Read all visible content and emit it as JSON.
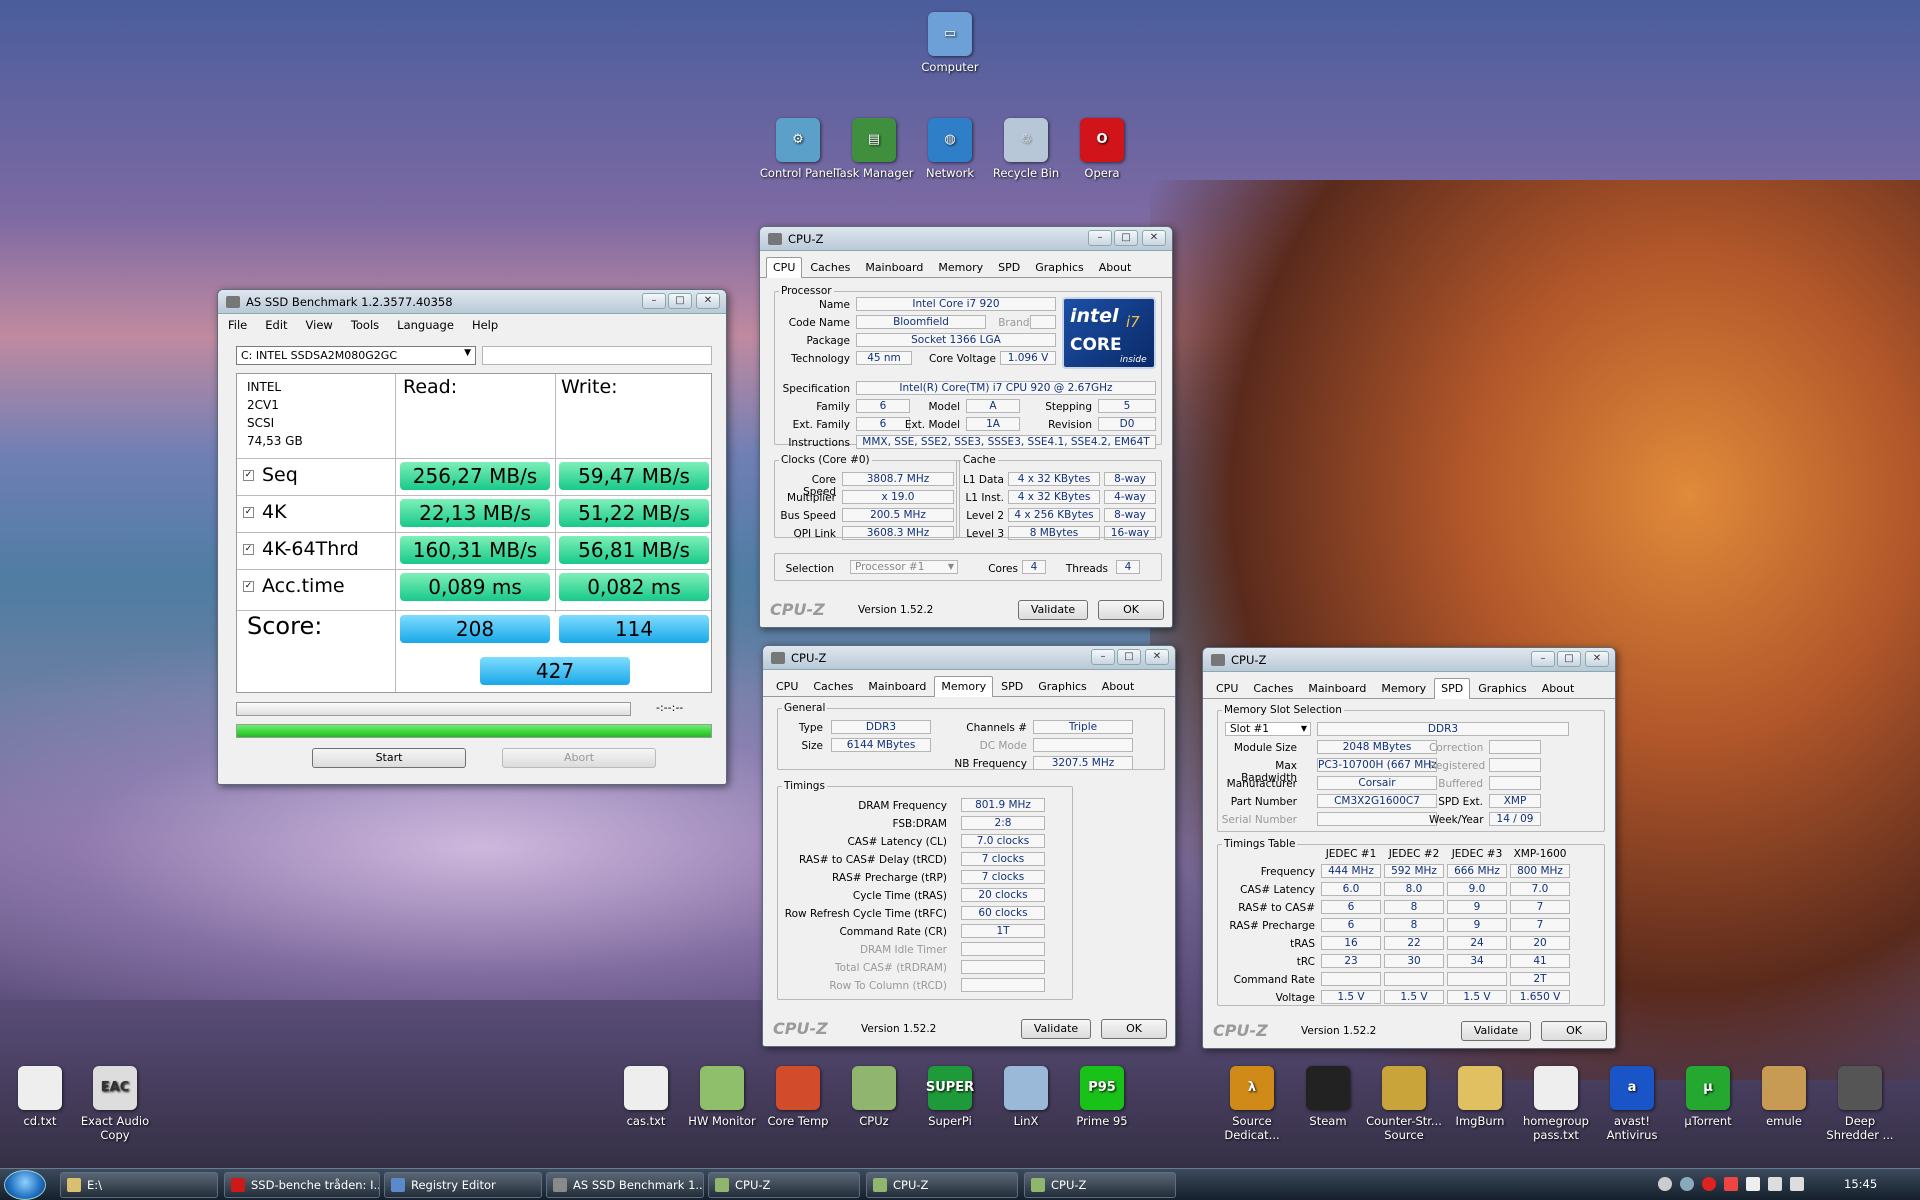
{
  "desktop": {
    "top_icons": [
      {
        "label": "Computer",
        "icon": "computer-icon"
      },
      {
        "label": "Control Panel",
        "icon": "control-panel-icon"
      },
      {
        "label": "Task Manager",
        "icon": "task-manager-icon"
      },
      {
        "label": "Network",
        "icon": "network-icon"
      },
      {
        "label": "Recycle Bin",
        "icon": "recycle-bin-icon"
      },
      {
        "label": "Opera",
        "icon": "opera-icon"
      }
    ],
    "bottom_icons": [
      {
        "label": "cd.txt",
        "color": "#eeeeee",
        "glyph": ""
      },
      {
        "label": "Exact Audio Copy",
        "color": "#dddddd",
        "glyph": "EAC"
      },
      {
        "label": "cas.txt",
        "color": "#eeeeee",
        "glyph": ""
      },
      {
        "label": "HW Monitor",
        "color": "#8fbf6a",
        "glyph": ""
      },
      {
        "label": "Core Temp",
        "color": "#d24c2b",
        "glyph": ""
      },
      {
        "label": "CPUz",
        "color": "#8fb56f",
        "glyph": ""
      },
      {
        "label": "SuperPi",
        "color": "#1f9a3a",
        "glyph": "SUPER"
      },
      {
        "label": "LinX",
        "color": "#9ab8d8",
        "glyph": ""
      },
      {
        "label": "Prime 95",
        "color": "#19c219",
        "glyph": "P95"
      },
      {
        "label": "Source Dedicat...",
        "color": "#d08a18",
        "glyph": "λ"
      },
      {
        "label": "Steam",
        "color": "#222222",
        "glyph": ""
      },
      {
        "label": "Counter-Str... Source",
        "color": "#c8a43a",
        "glyph": ""
      },
      {
        "label": "ImgBurn",
        "color": "#e0c060",
        "glyph": ""
      },
      {
        "label": "homegroup pass.txt",
        "color": "#eeeeee",
        "glyph": ""
      },
      {
        "label": "avast! Antivirus",
        "color": "#1a55c8",
        "glyph": "a"
      },
      {
        "label": "µTorrent",
        "color": "#24a830",
        "glyph": "µ"
      },
      {
        "label": "emule",
        "color": "#c89b55",
        "glyph": ""
      },
      {
        "label": "Deep Shredder ...",
        "color": "#555555",
        "glyph": ""
      }
    ]
  },
  "asssd": {
    "title": "AS SSD Benchmark 1.2.3577.40358",
    "menu": [
      "File",
      "Edit",
      "View",
      "Tools",
      "Language",
      "Help"
    ],
    "drive_select": "C: INTEL SSDSA2M080G2GC",
    "info": [
      "INTEL",
      "2CV1",
      "SCSI",
      "74,53 GB"
    ],
    "read_header": "Read:",
    "write_header": "Write:",
    "rows": [
      {
        "label": "Seq",
        "read": "256,27 MB/s",
        "write": "59,47 MB/s"
      },
      {
        "label": "4K",
        "read": "22,13 MB/s",
        "write": "51,22 MB/s"
      },
      {
        "label": "4K-64Thrd",
        "read": "160,31 MB/s",
        "write": "56,81 MB/s"
      },
      {
        "label": "Acc.time",
        "read": "0,089 ms",
        "write": "0,082 ms"
      }
    ],
    "score_label": "Score:",
    "score_read": "208",
    "score_write": "114",
    "score_total": "427",
    "progress_time": "-:--:--",
    "progress_fraction": 1.0,
    "start_label": "Start",
    "abort_label": "Abort"
  },
  "cpuz_common": {
    "title": "CPU-Z",
    "tabs": [
      "CPU",
      "Caches",
      "Mainboard",
      "Memory",
      "SPD",
      "Graphics",
      "About"
    ],
    "logo": "CPU-Z",
    "version": "Version 1.52.2",
    "validate": "Validate",
    "ok": "OK"
  },
  "cpu": {
    "processor_legend": "Processor",
    "name_l": "Name",
    "name": "Intel Core i7 920",
    "codename_l": "Code Name",
    "codename": "Bloomfield",
    "brandid_l": "Brand ID",
    "package_l": "Package",
    "package": "Socket 1366 LGA",
    "tech_l": "Technology",
    "tech": "45 nm",
    "voltage_l": "Core Voltage",
    "voltage": "1.096 V",
    "spec_l": "Specification",
    "spec": "Intel(R) Core(TM) i7 CPU        920  @ 2.67GHz",
    "family_l": "Family",
    "family": "6",
    "model_l": "Model",
    "model": "A",
    "stepping_l": "Stepping",
    "stepping": "5",
    "extfamily_l": "Ext. Family",
    "extfamily": "6",
    "extmodel_l": "Ext. Model",
    "extmodel": "1A",
    "revision_l": "Revision",
    "revision": "D0",
    "instr_l": "Instructions",
    "instr": "MMX, SSE, SSE2, SSE3, SSSE3, SSE4.1, SSE4.2, EM64T",
    "clocks_legend": "Clocks (Core #0)",
    "corespeed_l": "Core Speed",
    "corespeed": "3808.7 MHz",
    "mult_l": "Multiplier",
    "mult": "x 19.0",
    "bus_l": "Bus Speed",
    "bus": "200.5 MHz",
    "qpi_l": "QPI Link",
    "qpi": "3608.3 MHz",
    "cache_legend": "Cache",
    "l1d_l": "L1 Data",
    "l1d": "4 x 32 KBytes",
    "l1d_w": "8-way",
    "l1i_l": "L1 Inst.",
    "l1i": "4 x 32 KBytes",
    "l1i_w": "4-way",
    "l2_l": "Level 2",
    "l2": "4 x 256 KBytes",
    "l2_w": "8-way",
    "l3_l": "Level 3",
    "l3": "8 MBytes",
    "l3_w": "16-way",
    "sel_l": "Selection",
    "sel": "Processor #1",
    "cores_l": "Cores",
    "cores": "4",
    "threads_l": "Threads",
    "threads": "4",
    "logo_brand": "intel",
    "logo_core": "CORE",
    "logo_i7": "i7",
    "logo_inside": "inside"
  },
  "mem": {
    "general": "General",
    "type_l": "Type",
    "type": "DDR3",
    "size_l": "Size",
    "size": "6144 MBytes",
    "chan_l": "Channels #",
    "chan": "Triple",
    "dc_l": "DC Mode",
    "nb_l": "NB Frequency",
    "nb": "3207.5 MHz",
    "timings": "Timings",
    "rows": [
      {
        "l": "DRAM Frequency",
        "v": "801.9 MHz"
      },
      {
        "l": "FSB:DRAM",
        "v": "2:8"
      },
      {
        "l": "CAS# Latency (CL)",
        "v": "7.0 clocks"
      },
      {
        "l": "RAS# to CAS# Delay (tRCD)",
        "v": "7 clocks"
      },
      {
        "l": "RAS# Precharge (tRP)",
        "v": "7 clocks"
      },
      {
        "l": "Cycle Time (tRAS)",
        "v": "20 clocks"
      },
      {
        "l": "Row Refresh Cycle Time (tRFC)",
        "v": "60 clocks"
      },
      {
        "l": "Command Rate (CR)",
        "v": "1T"
      },
      {
        "l": "DRAM Idle Timer",
        "v": ""
      },
      {
        "l": "Total CAS# (tRDRAM)",
        "v": ""
      },
      {
        "l": "Row To Column (tRCD)",
        "v": ""
      }
    ]
  },
  "spd": {
    "slot_legend": "Memory Slot Selection",
    "slot": "Slot #1",
    "slot_type": "DDR3",
    "modsize_l": "Module Size",
    "modsize": "2048 MBytes",
    "maxbw_l": "Max Bandwidth",
    "maxbw": "PC3-10700H (667 MHz)",
    "manuf_l": "Manufacturer",
    "manuf": "Corsair",
    "part_l": "Part Number",
    "part": "CM3X2G1600C7",
    "serial_l": "Serial Number",
    "corr_l": "Correction",
    "reg_l": "Registered",
    "buf_l": "Buffered",
    "spdext_l": "SPD Ext.",
    "spdext": "XMP",
    "week_l": "Week/Year",
    "week": "14 / 09",
    "table_legend": "Timings Table",
    "cols": [
      "JEDEC #1",
      "JEDEC #2",
      "JEDEC #3",
      "XMP-1600"
    ],
    "rows": [
      {
        "l": "Frequency",
        "v": [
          "444 MHz",
          "592 MHz",
          "666 MHz",
          "800 MHz"
        ]
      },
      {
        "l": "CAS# Latency",
        "v": [
          "6.0",
          "8.0",
          "9.0",
          "7.0"
        ]
      },
      {
        "l": "RAS# to CAS#",
        "v": [
          "6",
          "8",
          "9",
          "7"
        ]
      },
      {
        "l": "RAS# Precharge",
        "v": [
          "6",
          "8",
          "9",
          "7"
        ]
      },
      {
        "l": "tRAS",
        "v": [
          "16",
          "22",
          "24",
          "20"
        ]
      },
      {
        "l": "tRC",
        "v": [
          "23",
          "30",
          "34",
          "41"
        ]
      },
      {
        "l": "Command Rate",
        "v": [
          "",
          "",
          "",
          "2T"
        ]
      },
      {
        "l": "Voltage",
        "v": [
          "1.5 V",
          "1.5 V",
          "1.5 V",
          "1.650 V"
        ]
      }
    ]
  },
  "taskbar": {
    "items": [
      {
        "label": "E:\\",
        "color": "#d8c070"
      },
      {
        "label": "SSD-benche tråden: I...",
        "color": "#cc1a1a"
      },
      {
        "label": "Registry Editor",
        "color": "#5a8acb"
      },
      {
        "label": "AS SSD Benchmark 1....",
        "color": "#8a8a8a"
      },
      {
        "label": "CPU-Z",
        "color": "#8fb56f"
      },
      {
        "label": "CPU-Z",
        "color": "#8fb56f"
      },
      {
        "label": "CPU-Z",
        "color": "#8fb56f"
      }
    ],
    "clock": "15:45"
  }
}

────────────────

> _Requirement_: Go through the lines above and copy any that contain "Selection".

> _Task result_:
    "sel_l": "Selection",
    "slot_legend": "Memory Slot Selection",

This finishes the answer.